Data excerpts
########
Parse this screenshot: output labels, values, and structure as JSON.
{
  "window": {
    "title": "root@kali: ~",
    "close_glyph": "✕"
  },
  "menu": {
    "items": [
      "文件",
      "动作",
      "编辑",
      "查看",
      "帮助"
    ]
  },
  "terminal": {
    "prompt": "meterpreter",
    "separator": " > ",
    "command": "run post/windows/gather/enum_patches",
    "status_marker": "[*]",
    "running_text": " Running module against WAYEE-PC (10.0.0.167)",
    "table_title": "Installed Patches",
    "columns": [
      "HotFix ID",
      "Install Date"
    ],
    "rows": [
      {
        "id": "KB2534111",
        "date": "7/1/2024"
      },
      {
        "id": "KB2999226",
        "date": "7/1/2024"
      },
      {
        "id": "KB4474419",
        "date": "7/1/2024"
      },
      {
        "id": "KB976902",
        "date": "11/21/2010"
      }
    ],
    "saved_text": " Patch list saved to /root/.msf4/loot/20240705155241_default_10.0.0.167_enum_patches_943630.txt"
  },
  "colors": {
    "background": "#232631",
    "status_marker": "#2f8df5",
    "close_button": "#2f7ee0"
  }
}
########
__Brief__.
Make a verbatim copy of every entry shown above.

__Exercise response__.
Parse this screenshot: output labels, values, and structure as JSON.
{
  "window": {
    "title": "root@kali: ~",
    "close_glyph": "✕"
  },
  "menu": {
    "items": [
      "文件",
      "动作",
      "编辑",
      "查看",
      "帮助"
    ]
  },
  "terminal": {
    "prompt": "meterpreter",
    "separator": " > ",
    "command": "run post/windows/gather/enum_patches",
    "status_marker": "[*]",
    "running_text": " Running module against WAYEE-PC (10.0.0.167)",
    "table_title": "Installed Patches",
    "columns": [
      "HotFix ID",
      "Install Date"
    ],
    "rows": [
      {
        "id": "KB2534111",
        "date": "7/1/2024"
      },
      {
        "id": "KB2999226",
        "date": "7/1/2024"
      },
      {
        "id": "KB4474419",
        "date": "7/1/2024"
      },
      {
        "id": "KB976902",
        "date": "11/21/2010"
      }
    ],
    "saved_text": " Patch list saved to /root/.msf4/loot/20240705155241_default_10.0.0.167_enum_patches_943630.txt"
  },
  "colors": {
    "background": "#232631",
    "status_marker": "#2f8df5",
    "close_button": "#2f7ee0"
  }
}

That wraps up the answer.